[begin SUPPLIED MATERIAL]
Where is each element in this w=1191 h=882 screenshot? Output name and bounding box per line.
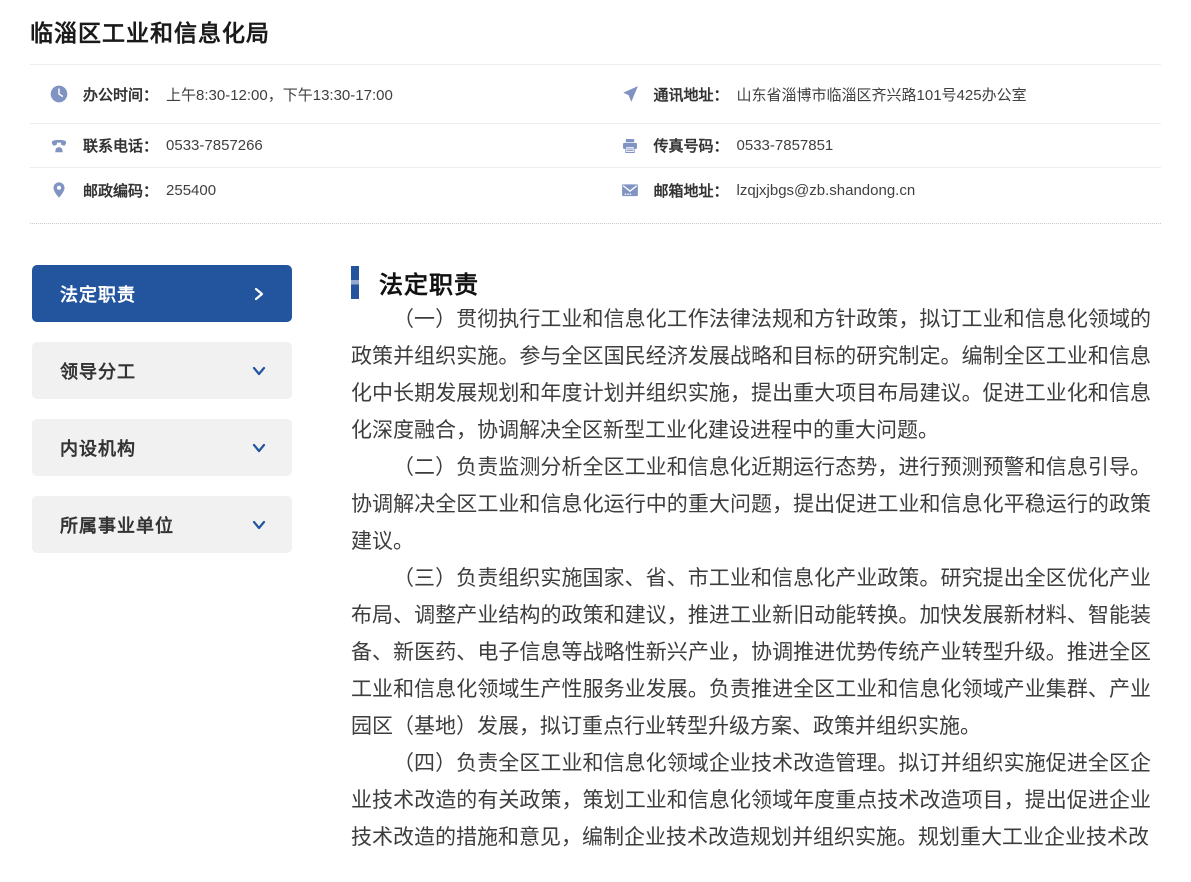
duty-paragraph: （二）负责监测分析全区工业和信息化近期运行态势，进行预测预警和信息引导。协调解决… bbox=[351, 449, 1151, 560]
sidebar-item-legal-duties[interactable]: 法定职责 bbox=[32, 265, 292, 322]
address-value: 山东省淄博市临淄区齐兴路101号425办公室 bbox=[737, 84, 1027, 105]
send-icon bbox=[621, 85, 639, 103]
postcode-label: 邮政编码： bbox=[83, 180, 158, 201]
sidebar-item-leadership[interactable]: 领导分工 bbox=[32, 342, 292, 399]
fax-label: 传真号码： bbox=[654, 135, 729, 156]
content-area: 法定职责 （一）贯彻执行工业和信息化工作法律法规和方针政策，拟订工业和信息化领域… bbox=[351, 265, 1191, 856]
duty-paragraph: （三）负责组织实施国家、省、市工业和信息化产业政策。研究提出全区优化产业布局、调… bbox=[351, 560, 1151, 745]
sidebar-item-label: 领导分工 bbox=[60, 358, 136, 384]
phone-label: 联系电话： bbox=[83, 135, 158, 156]
section-marker-bar bbox=[351, 266, 359, 299]
office-hours-label: 办公时间： bbox=[83, 84, 158, 105]
duty-paragraph: （四）负责全区工业和信息化领域企业技术改造管理。拟订并组织实施促进全区企业技术改… bbox=[351, 745, 1151, 856]
clock-icon bbox=[50, 85, 68, 103]
section-title: 法定职责 bbox=[379, 265, 479, 300]
section-body: （一）贯彻执行工业和信息化工作法律法规和方针政策，拟订工业和信息化领域的政策并组… bbox=[351, 301, 1151, 856]
sidebar-item-internal-departments[interactable]: 内设机构 bbox=[32, 419, 292, 476]
sidebar-item-label: 法定职责 bbox=[60, 281, 136, 307]
office-hours-value: 上午8:30-12:00，下午13:30-17:00 bbox=[166, 84, 393, 105]
duty-paragraph: （一）贯彻执行工业和信息化工作法律法规和方针政策，拟订工业和信息化领域的政策并组… bbox=[351, 301, 1151, 449]
sidebar-item-affiliated-units[interactable]: 所属事业单位 bbox=[32, 496, 292, 553]
content-header: 法定职责 bbox=[351, 265, 1151, 299]
contact-office-hours: 办公时间： 上午8:30-12:00，下午13:30-17:00 bbox=[30, 65, 596, 124]
phone-value: 0533-7857266 bbox=[166, 137, 263, 154]
chevron-down-icon bbox=[250, 362, 268, 380]
chevron-down-icon bbox=[250, 516, 268, 534]
contact-fax: 传真号码： 0533-7857851 bbox=[596, 124, 1162, 168]
address-label: 通讯地址： bbox=[654, 84, 729, 105]
fax-value: 0533-7857851 bbox=[737, 137, 834, 154]
phone-icon bbox=[50, 137, 68, 155]
contact-postcode: 邮政编码： 255400 bbox=[30, 168, 596, 212]
email-label: 邮箱地址： bbox=[654, 180, 729, 201]
chevron-right-icon bbox=[250, 285, 268, 303]
sidebar-item-label: 内设机构 bbox=[60, 435, 136, 461]
email-value: lzqjxjbgs@zb.shandong.cn bbox=[737, 182, 916, 199]
main-layout: 法定职责 领导分工 内设机构 所属事业单位 法定职责 bbox=[32, 265, 1191, 856]
contact-phone: 联系电话： 0533-7857266 bbox=[30, 124, 596, 168]
sidebar: 法定职责 领导分工 内设机构 所属事业单位 bbox=[32, 265, 292, 573]
mail-icon bbox=[621, 181, 639, 199]
contact-info-panel: 办公时间： 上午8:30-12:00，下午13:30-17:00 通讯地址： 山… bbox=[30, 64, 1161, 224]
chevron-down-icon bbox=[250, 439, 268, 457]
printer-icon bbox=[621, 137, 639, 155]
page-title: 临淄区工业和信息化局 bbox=[30, 14, 1161, 48]
contact-email: 邮箱地址： lzqjxjbgs@zb.shandong.cn bbox=[596, 168, 1162, 212]
postcode-value: 255400 bbox=[166, 182, 216, 199]
sidebar-item-label: 所属事业单位 bbox=[60, 512, 174, 538]
contact-grid: 办公时间： 上午8:30-12:00，下午13:30-17:00 通讯地址： 山… bbox=[30, 65, 1161, 212]
contact-address: 通讯地址： 山东省淄博市临淄区齐兴路101号425办公室 bbox=[596, 65, 1162, 124]
location-icon bbox=[50, 181, 68, 199]
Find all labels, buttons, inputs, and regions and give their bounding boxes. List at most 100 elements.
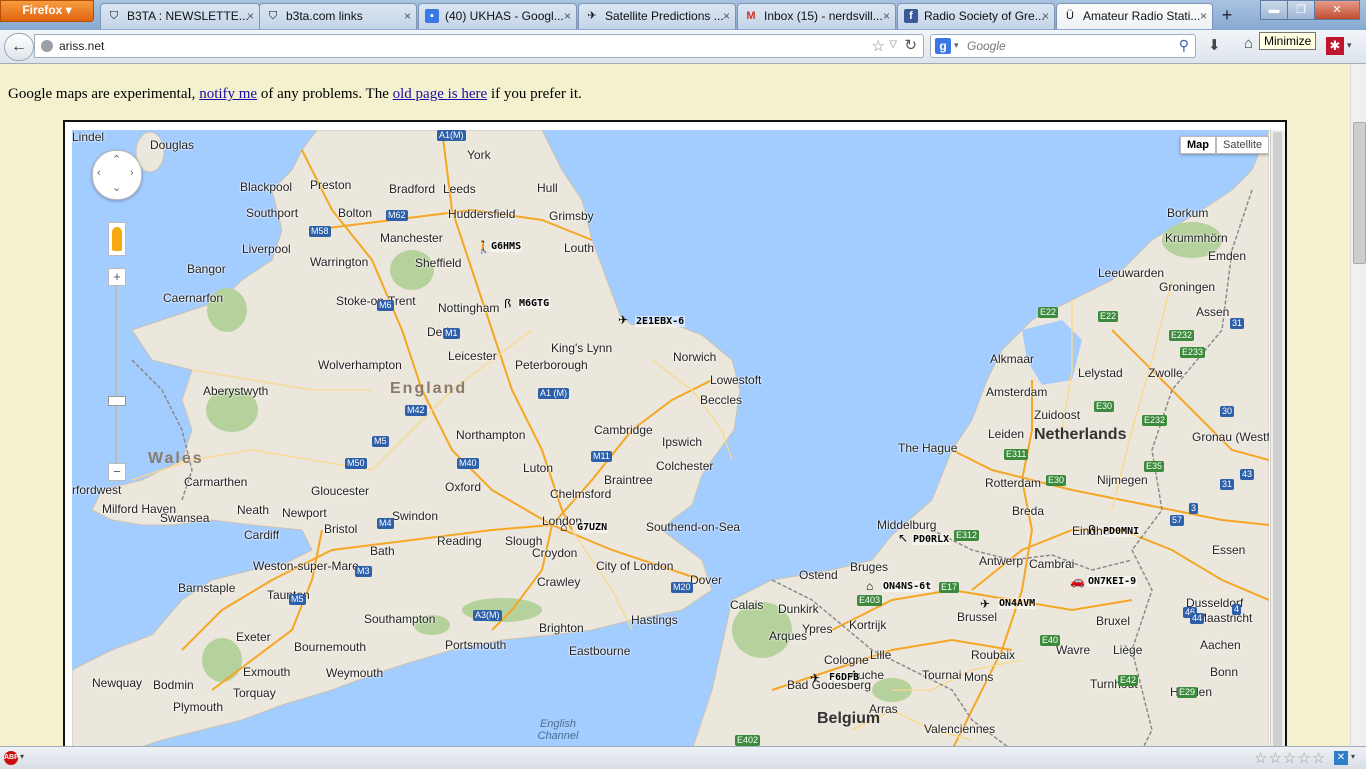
[end SUPPLIED MATERIAL]
> [DIRECTION] Rewrite all the entries above with "chevron-down-icon" swapped for "arrow-down-icon" and everything else left the same. Leave the pictures out.

> [THE COMPLETED TASK]
Where is each element in this w=1191 h=882 screenshot? Output name and bounding box per line.
duty-paragraph: （二）负责监测分析全区工业和信息化近期运行态势，进行预测预警和信息引导。协调解决… bbox=[351, 449, 1151, 560]
sidebar-item-legal-duties[interactable]: 法定职责 bbox=[32, 265, 292, 322]
address-value: 山东省淄博市临淄区齐兴路101号425办公室 bbox=[737, 84, 1027, 105]
send-icon bbox=[621, 85, 639, 103]
postcode-label: 邮政编码： bbox=[83, 180, 158, 201]
sidebar-item-leadership[interactable]: 领导分工 bbox=[32, 342, 292, 399]
fax-label: 传真号码： bbox=[654, 135, 729, 156]
content-area: 法定职责 （一）贯彻执行工业和信息化工作法律法规和方针政策，拟订工业和信息化领域… bbox=[351, 265, 1191, 856]
duty-paragraph: （三）负责组织实施国家、省、市工业和信息化产业政策。研究提出全区优化产业布局、调… bbox=[351, 560, 1151, 745]
sidebar-item-label: 领导分工 bbox=[60, 358, 136, 384]
phone-label: 联系电话： bbox=[83, 135, 158, 156]
section-marker-bar bbox=[351, 266, 359, 299]
office-hours-label: 办公时间： bbox=[83, 84, 158, 105]
duty-paragraph: （四）负责全区工业和信息化领域企业技术改造管理。拟订并组织实施促进全区企业技术改… bbox=[351, 745, 1151, 856]
clock-icon bbox=[50, 85, 68, 103]
section-title: 法定职责 bbox=[379, 265, 479, 300]
section-body: （一）贯彻执行工业和信息化工作法律法规和方针政策，拟订工业和信息化领域的政策并组… bbox=[351, 301, 1151, 856]
sidebar-item-internal-departments[interactable]: 内设机构 bbox=[32, 419, 292, 476]
sidebar-item-label: 法定职责 bbox=[60, 281, 136, 307]
office-hours-value: 上午8:30-12:00，下午13:30-17:00 bbox=[166, 84, 393, 105]
duty-paragraph: （一）贯彻执行工业和信息化工作法律法规和方针政策，拟订工业和信息化领域的政策并组… bbox=[351, 301, 1151, 449]
sidebar-item-affiliated-units[interactable]: 所属事业单位 bbox=[32, 496, 292, 553]
content-header: 法定职责 bbox=[351, 265, 1151, 299]
contact-office-hours: 办公时间： 上午8:30-12:00，下午13:30-17:00 bbox=[30, 65, 596, 124]
phone-value: 0533-7857266 bbox=[166, 137, 263, 154]
arrow-down-icon bbox=[250, 362, 268, 380]
arrow-down-icon bbox=[250, 516, 268, 534]
contact-fax: 传真号码： 0533-7857851 bbox=[596, 124, 1162, 168]
address-label: 通讯地址： bbox=[654, 84, 729, 105]
fax-value: 0533-7857851 bbox=[737, 137, 834, 154]
phone-icon bbox=[50, 137, 68, 155]
contact-postcode: 邮政编码： 255400 bbox=[30, 168, 596, 212]
email-label: 邮箱地址： bbox=[654, 180, 729, 201]
chevron-right-icon bbox=[250, 285, 268, 303]
sidebar-item-label: 内设机构 bbox=[60, 435, 136, 461]
email-value: lzqjxjbgs@zb.shandong.cn bbox=[737, 182, 916, 199]
main-layout: 法定职责 领导分工 内设机构 所属事业单位 法定职责 bbox=[32, 265, 1191, 856]
contact-phone: 联系电话： 0533-7857266 bbox=[30, 124, 596, 168]
sidebar: 法定职责 领导分工 内设机构 所属事业单位 bbox=[32, 265, 292, 573]
mail-icon bbox=[621, 181, 639, 199]
contact-info-panel: 办公时间： 上午8:30-12:00，下午13:30-17:00 通讯地址： 山… bbox=[30, 64, 1161, 224]
arrow-down-icon bbox=[250, 439, 268, 457]
printer-icon bbox=[621, 137, 639, 155]
page-title: 临淄区工业和信息化局 bbox=[30, 14, 1161, 48]
contact-email: 邮箱地址： lzqjxjbgs@zb.shandong.cn bbox=[596, 168, 1162, 212]
postcode-value: 255400 bbox=[166, 182, 216, 199]
sidebar-item-label: 所属事业单位 bbox=[60, 512, 174, 538]
contact-grid: 办公时间： 上午8:30-12:00，下午13:30-17:00 通讯地址： 山… bbox=[30, 65, 1161, 212]
contact-address: 通讯地址： 山东省淄博市临淄区齐兴路101号425办公室 bbox=[596, 65, 1162, 124]
location-icon bbox=[50, 181, 68, 199]
Find all labels, buttons, inputs, and regions and give their bounding boxes. List at most 100 elements.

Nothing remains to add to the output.